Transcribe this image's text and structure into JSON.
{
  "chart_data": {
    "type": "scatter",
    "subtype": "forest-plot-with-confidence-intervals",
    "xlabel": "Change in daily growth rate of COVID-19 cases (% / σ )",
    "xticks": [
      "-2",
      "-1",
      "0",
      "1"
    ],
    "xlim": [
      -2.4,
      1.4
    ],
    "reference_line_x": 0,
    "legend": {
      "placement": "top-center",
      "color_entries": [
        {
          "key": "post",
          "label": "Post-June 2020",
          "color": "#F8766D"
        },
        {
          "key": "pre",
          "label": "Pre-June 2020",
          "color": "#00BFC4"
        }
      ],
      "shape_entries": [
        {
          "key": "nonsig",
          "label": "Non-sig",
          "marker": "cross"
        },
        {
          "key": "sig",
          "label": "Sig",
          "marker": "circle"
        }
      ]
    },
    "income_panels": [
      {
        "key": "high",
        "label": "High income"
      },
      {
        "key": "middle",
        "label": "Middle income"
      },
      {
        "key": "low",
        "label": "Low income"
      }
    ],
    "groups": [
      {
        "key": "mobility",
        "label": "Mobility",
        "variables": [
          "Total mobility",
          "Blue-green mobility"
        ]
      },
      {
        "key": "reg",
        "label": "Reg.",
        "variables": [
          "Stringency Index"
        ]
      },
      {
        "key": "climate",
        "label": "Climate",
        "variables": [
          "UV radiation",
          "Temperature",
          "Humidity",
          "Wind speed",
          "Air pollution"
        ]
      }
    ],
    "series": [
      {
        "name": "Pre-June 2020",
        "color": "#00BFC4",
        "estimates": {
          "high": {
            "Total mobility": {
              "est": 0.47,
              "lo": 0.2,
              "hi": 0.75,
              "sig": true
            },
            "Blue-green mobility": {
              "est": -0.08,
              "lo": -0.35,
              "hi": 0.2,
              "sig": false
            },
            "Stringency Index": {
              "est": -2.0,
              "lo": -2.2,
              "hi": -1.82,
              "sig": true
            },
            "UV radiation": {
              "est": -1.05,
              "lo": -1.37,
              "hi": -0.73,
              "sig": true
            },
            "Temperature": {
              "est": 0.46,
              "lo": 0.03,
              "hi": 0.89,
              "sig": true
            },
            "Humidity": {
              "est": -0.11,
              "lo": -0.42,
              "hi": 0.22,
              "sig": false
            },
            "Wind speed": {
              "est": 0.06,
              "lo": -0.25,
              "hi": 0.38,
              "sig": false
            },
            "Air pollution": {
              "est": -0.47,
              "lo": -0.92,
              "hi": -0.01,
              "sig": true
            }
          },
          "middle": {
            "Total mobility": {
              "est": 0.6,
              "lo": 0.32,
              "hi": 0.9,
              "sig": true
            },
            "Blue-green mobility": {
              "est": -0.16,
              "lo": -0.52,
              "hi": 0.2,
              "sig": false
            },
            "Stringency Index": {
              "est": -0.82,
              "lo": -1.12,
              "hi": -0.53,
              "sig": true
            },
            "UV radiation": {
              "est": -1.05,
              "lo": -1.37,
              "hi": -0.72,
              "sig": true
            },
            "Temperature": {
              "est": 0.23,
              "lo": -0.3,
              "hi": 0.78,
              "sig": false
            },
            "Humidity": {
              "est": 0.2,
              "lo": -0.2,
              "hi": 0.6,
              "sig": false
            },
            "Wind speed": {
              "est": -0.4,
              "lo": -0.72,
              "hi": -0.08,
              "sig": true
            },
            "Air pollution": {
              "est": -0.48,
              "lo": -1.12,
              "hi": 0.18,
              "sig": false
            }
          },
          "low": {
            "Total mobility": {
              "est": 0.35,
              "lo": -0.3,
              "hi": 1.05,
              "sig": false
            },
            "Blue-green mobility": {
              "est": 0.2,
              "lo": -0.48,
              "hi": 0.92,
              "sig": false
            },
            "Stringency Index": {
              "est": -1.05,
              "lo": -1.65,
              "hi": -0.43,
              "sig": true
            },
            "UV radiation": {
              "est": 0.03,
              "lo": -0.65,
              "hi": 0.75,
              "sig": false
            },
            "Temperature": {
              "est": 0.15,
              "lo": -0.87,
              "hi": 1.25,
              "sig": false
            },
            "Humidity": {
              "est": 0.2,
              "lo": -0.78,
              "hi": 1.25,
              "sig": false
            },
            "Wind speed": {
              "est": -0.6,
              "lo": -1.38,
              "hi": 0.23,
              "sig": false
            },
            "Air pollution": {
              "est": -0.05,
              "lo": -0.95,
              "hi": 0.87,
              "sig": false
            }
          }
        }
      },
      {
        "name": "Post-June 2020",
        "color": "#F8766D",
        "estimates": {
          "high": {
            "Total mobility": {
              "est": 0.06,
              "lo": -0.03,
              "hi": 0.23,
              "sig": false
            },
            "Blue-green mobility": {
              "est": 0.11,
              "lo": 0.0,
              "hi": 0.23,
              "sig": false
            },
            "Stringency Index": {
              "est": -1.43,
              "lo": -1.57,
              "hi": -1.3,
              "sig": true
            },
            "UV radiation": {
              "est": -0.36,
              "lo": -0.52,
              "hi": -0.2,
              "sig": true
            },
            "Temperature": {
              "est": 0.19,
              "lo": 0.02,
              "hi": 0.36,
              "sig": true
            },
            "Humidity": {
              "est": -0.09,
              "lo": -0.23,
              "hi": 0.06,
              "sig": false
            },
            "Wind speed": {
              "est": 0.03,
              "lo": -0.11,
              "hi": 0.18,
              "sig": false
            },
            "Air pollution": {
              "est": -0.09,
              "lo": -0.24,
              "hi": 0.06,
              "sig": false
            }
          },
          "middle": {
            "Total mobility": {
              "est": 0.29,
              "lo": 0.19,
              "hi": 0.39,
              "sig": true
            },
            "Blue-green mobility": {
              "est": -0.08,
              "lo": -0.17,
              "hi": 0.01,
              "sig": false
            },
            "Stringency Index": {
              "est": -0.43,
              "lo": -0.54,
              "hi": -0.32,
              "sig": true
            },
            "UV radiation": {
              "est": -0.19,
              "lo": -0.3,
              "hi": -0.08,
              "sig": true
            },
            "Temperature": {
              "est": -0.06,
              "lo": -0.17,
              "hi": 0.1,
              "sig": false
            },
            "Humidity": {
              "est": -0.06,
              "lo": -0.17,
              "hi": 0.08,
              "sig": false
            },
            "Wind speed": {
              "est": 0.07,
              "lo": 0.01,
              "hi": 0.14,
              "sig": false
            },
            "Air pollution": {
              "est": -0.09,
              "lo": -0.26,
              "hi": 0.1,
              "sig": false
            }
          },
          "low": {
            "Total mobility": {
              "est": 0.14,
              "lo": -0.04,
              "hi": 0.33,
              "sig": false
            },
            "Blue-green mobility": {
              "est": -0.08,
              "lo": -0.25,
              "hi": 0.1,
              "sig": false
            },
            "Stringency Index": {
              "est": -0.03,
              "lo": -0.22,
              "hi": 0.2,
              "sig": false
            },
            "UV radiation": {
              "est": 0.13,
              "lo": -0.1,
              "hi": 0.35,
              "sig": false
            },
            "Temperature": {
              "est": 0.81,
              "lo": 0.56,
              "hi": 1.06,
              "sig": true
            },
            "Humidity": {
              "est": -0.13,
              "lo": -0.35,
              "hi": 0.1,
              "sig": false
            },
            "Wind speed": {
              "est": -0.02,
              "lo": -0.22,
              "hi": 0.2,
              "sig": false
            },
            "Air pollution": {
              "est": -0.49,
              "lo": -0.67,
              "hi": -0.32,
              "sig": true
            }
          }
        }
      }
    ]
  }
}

================================

### WRITTEN REQUEST:
Please output every record, keeping each line exact.

### WRITTEN SOLUTION:
Transcribe this image's text and structure into JSON.
{
  "chart_data": {
    "type": "scatter",
    "subtype": "forest-plot-with-confidence-intervals",
    "xlabel": "Change in daily growth rate of COVID-19 cases (% / σ )",
    "xticks": [
      "-2",
      "-1",
      "0",
      "1"
    ],
    "xlim": [
      -2.4,
      1.4
    ],
    "reference_line_x": 0,
    "legend": {
      "placement": "top-center",
      "color_entries": [
        {
          "key": "post",
          "label": "Post-June 2020",
          "color": "#F8766D"
        },
        {
          "key": "pre",
          "label": "Pre-June 2020",
          "color": "#00BFC4"
        }
      ],
      "shape_entries": [
        {
          "key": "nonsig",
          "label": "Non-sig",
          "marker": "cross"
        },
        {
          "key": "sig",
          "label": "Sig",
          "marker": "circle"
        }
      ]
    },
    "income_panels": [
      {
        "key": "high",
        "label": "High income"
      },
      {
        "key": "middle",
        "label": "Middle income"
      },
      {
        "key": "low",
        "label": "Low income"
      }
    ],
    "groups": [
      {
        "key": "mobility",
        "label": "Mobility",
        "variables": [
          "Total mobility",
          "Blue-green mobility"
        ]
      },
      {
        "key": "reg",
        "label": "Reg.",
        "variables": [
          "Stringency Index"
        ]
      },
      {
        "key": "climate",
        "label": "Climate",
        "variables": [
          "UV radiation",
          "Temperature",
          "Humidity",
          "Wind speed",
          "Air pollution"
        ]
      }
    ],
    "series": [
      {
        "name": "Pre-June 2020",
        "color": "#00BFC4",
        "estimates": {
          "high": {
            "Total mobility": {
              "est": 0.47,
              "lo": 0.2,
              "hi": 0.75,
              "sig": true
            },
            "Blue-green mobility": {
              "est": -0.08,
              "lo": -0.35,
              "hi": 0.2,
              "sig": false
            },
            "Stringency Index": {
              "est": -2.0,
              "lo": -2.2,
              "hi": -1.82,
              "sig": true
            },
            "UV radiation": {
              "est": -1.05,
              "lo": -1.37,
              "hi": -0.73,
              "sig": true
            },
            "Temperature": {
              "est": 0.46,
              "lo": 0.03,
              "hi": 0.89,
              "sig": true
            },
            "Humidity": {
              "est": -0.11,
              "lo": -0.42,
              "hi": 0.22,
              "sig": false
            },
            "Wind speed": {
              "est": 0.06,
              "lo": -0.25,
              "hi": 0.38,
              "sig": false
            },
            "Air pollution": {
              "est": -0.47,
              "lo": -0.92,
              "hi": -0.01,
              "sig": true
            }
          },
          "middle": {
            "Total mobility": {
              "est": 0.6,
              "lo": 0.32,
              "hi": 0.9,
              "sig": true
            },
            "Blue-green mobility": {
              "est": -0.16,
              "lo": -0.52,
              "hi": 0.2,
              "sig": false
            },
            "Stringency Index": {
              "est": -0.82,
              "lo": -1.12,
              "hi": -0.53,
              "sig": true
            },
            "UV radiation": {
              "est": -1.05,
              "lo": -1.37,
              "hi": -0.72,
              "sig": true
            },
            "Temperature": {
              "est": 0.23,
              "lo": -0.3,
              "hi": 0.78,
              "sig": false
            },
            "Humidity": {
              "est": 0.2,
              "lo": -0.2,
              "hi": 0.6,
              "sig": false
            },
            "Wind speed": {
              "est": -0.4,
              "lo": -0.72,
              "hi": -0.08,
              "sig": true
            },
            "Air pollution": {
              "est": -0.48,
              "lo": -1.12,
              "hi": 0.18,
              "sig": false
            }
          },
          "low": {
            "Total mobility": {
              "est": 0.35,
              "lo": -0.3,
              "hi": 1.05,
              "sig": false
            },
            "Blue-green mobility": {
              "est": 0.2,
              "lo": -0.48,
              "hi": 0.92,
              "sig": false
            },
            "Stringency Index": {
              "est": -1.05,
              "lo": -1.65,
              "hi": -0.43,
              "sig": true
            },
            "UV radiation": {
              "est": 0.03,
              "lo": -0.65,
              "hi": 0.75,
              "sig": false
            },
            "Temperature": {
              "est": 0.15,
              "lo": -0.87,
              "hi": 1.25,
              "sig": false
            },
            "Humidity": {
              "est": 0.2,
              "lo": -0.78,
              "hi": 1.25,
              "sig": false
            },
            "Wind speed": {
              "est": -0.6,
              "lo": -1.38,
              "hi": 0.23,
              "sig": false
            },
            "Air pollution": {
              "est": -0.05,
              "lo": -0.95,
              "hi": 0.87,
              "sig": false
            }
          }
        }
      },
      {
        "name": "Post-June 2020",
        "color": "#F8766D",
        "estimates": {
          "high": {
            "Total mobility": {
              "est": 0.06,
              "lo": -0.03,
              "hi": 0.23,
              "sig": false
            },
            "Blue-green mobility": {
              "est": 0.11,
              "lo": 0.0,
              "hi": 0.23,
              "sig": false
            },
            "Stringency Index": {
              "est": -1.43,
              "lo": -1.57,
              "hi": -1.3,
              "sig": true
            },
            "UV radiation": {
              "est": -0.36,
              "lo": -0.52,
              "hi": -0.2,
              "sig": true
            },
            "Temperature": {
              "est": 0.19,
              "lo": 0.02,
              "hi": 0.36,
              "sig": true
            },
            "Humidity": {
              "est": -0.09,
              "lo": -0.23,
              "hi": 0.06,
              "sig": false
            },
            "Wind speed": {
              "est": 0.03,
              "lo": -0.11,
              "hi": 0.18,
              "sig": false
            },
            "Air pollution": {
              "est": -0.09,
              "lo": -0.24,
              "hi": 0.06,
              "sig": false
            }
          },
          "middle": {
            "Total mobility": {
              "est": 0.29,
              "lo": 0.19,
              "hi": 0.39,
              "sig": true
            },
            "Blue-green mobility": {
              "est": -0.08,
              "lo": -0.17,
              "hi": 0.01,
              "sig": false
            },
            "Stringency Index": {
              "est": -0.43,
              "lo": -0.54,
              "hi": -0.32,
              "sig": true
            },
            "UV radiation": {
              "est": -0.19,
              "lo": -0.3,
              "hi": -0.08,
              "sig": true
            },
            "Temperature": {
              "est": -0.06,
              "lo": -0.17,
              "hi": 0.1,
              "sig": false
            },
            "Humidity": {
              "est": -0.06,
              "lo": -0.17,
              "hi": 0.08,
              "sig": false
            },
            "Wind speed": {
              "est": 0.07,
              "lo": 0.01,
              "hi": 0.14,
              "sig": false
            },
            "Air pollution": {
              "est": -0.09,
              "lo": -0.26,
              "hi": 0.1,
              "sig": false
            }
          },
          "low": {
            "Total mobility": {
              "est": 0.14,
              "lo": -0.04,
              "hi": 0.33,
              "sig": false
            },
            "Blue-green mobility": {
              "est": -0.08,
              "lo": -0.25,
              "hi": 0.1,
              "sig": false
            },
            "Stringency Index": {
              "est": -0.03,
              "lo": -0.22,
              "hi": 0.2,
              "sig": false
            },
            "UV radiation": {
              "est": 0.13,
              "lo": -0.1,
              "hi": 0.35,
              "sig": false
            },
            "Temperature": {
              "est": 0.81,
              "lo": 0.56,
              "hi": 1.06,
              "sig": true
            },
            "Humidity": {
              "est": -0.13,
              "lo": -0.35,
              "hi": 0.1,
              "sig": false
            },
            "Wind speed": {
              "est": -0.02,
              "lo": -0.22,
              "hi": 0.2,
              "sig": false
            },
            "Air pollution": {
              "est": -0.49,
              "lo": -0.67,
              "hi": -0.32,
              "sig": true
            }
          }
        }
      }
    ]
  }
}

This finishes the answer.